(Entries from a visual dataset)
_____
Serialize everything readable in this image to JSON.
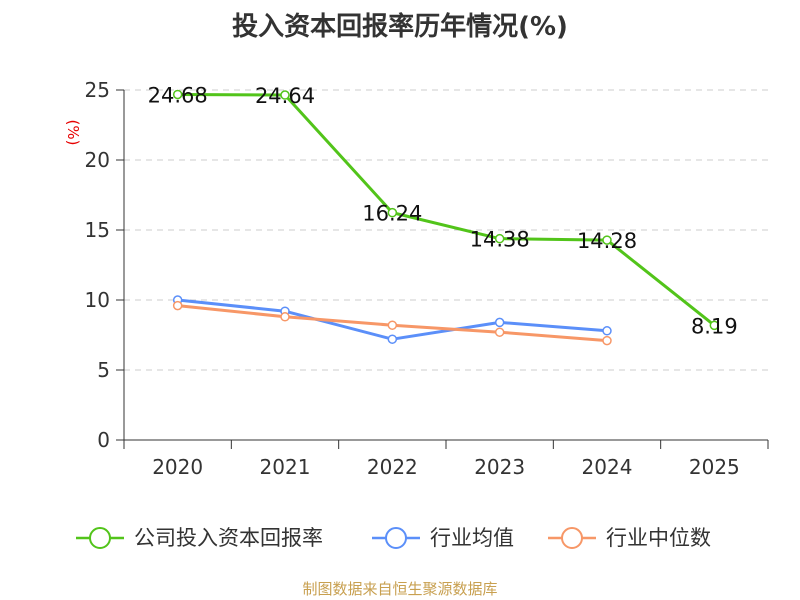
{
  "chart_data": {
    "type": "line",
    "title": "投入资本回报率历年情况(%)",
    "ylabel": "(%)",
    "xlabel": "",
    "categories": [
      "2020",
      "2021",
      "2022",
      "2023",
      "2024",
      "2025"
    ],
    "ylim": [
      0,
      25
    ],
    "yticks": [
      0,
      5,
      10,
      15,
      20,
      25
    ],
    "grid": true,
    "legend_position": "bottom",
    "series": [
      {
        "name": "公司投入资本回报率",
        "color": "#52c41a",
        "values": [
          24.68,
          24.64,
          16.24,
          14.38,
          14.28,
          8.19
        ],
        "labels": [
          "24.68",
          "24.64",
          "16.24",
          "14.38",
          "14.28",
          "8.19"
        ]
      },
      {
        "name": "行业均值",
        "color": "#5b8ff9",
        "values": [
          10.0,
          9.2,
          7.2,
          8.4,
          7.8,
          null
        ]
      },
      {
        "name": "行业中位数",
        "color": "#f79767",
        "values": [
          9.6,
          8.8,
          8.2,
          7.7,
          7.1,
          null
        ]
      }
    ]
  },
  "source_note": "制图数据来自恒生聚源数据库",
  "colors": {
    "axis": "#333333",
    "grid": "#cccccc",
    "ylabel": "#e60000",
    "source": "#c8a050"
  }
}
_____
Job - Exact duplication of all the records is required; pictures are omitted from the copy.

Completed exercise -
Serialize everything readable in this image to JSON.
{
  "chart_data": {
    "type": "line",
    "title": "投入资本回报率历年情况(%)",
    "ylabel": "(%)",
    "xlabel": "",
    "categories": [
      "2020",
      "2021",
      "2022",
      "2023",
      "2024",
      "2025"
    ],
    "ylim": [
      0,
      25
    ],
    "yticks": [
      0,
      5,
      10,
      15,
      20,
      25
    ],
    "grid": true,
    "legend_position": "bottom",
    "series": [
      {
        "name": "公司投入资本回报率",
        "color": "#52c41a",
        "values": [
          24.68,
          24.64,
          16.24,
          14.38,
          14.28,
          8.19
        ],
        "labels": [
          "24.68",
          "24.64",
          "16.24",
          "14.38",
          "14.28",
          "8.19"
        ]
      },
      {
        "name": "行业均值",
        "color": "#5b8ff9",
        "values": [
          10.0,
          9.2,
          7.2,
          8.4,
          7.8,
          null
        ]
      },
      {
        "name": "行业中位数",
        "color": "#f79767",
        "values": [
          9.6,
          8.8,
          8.2,
          7.7,
          7.1,
          null
        ]
      }
    ]
  },
  "source_note": "制图数据来自恒生聚源数据库",
  "colors": {
    "axis": "#333333",
    "grid": "#cccccc",
    "ylabel": "#e60000",
    "source": "#c8a050"
  }
}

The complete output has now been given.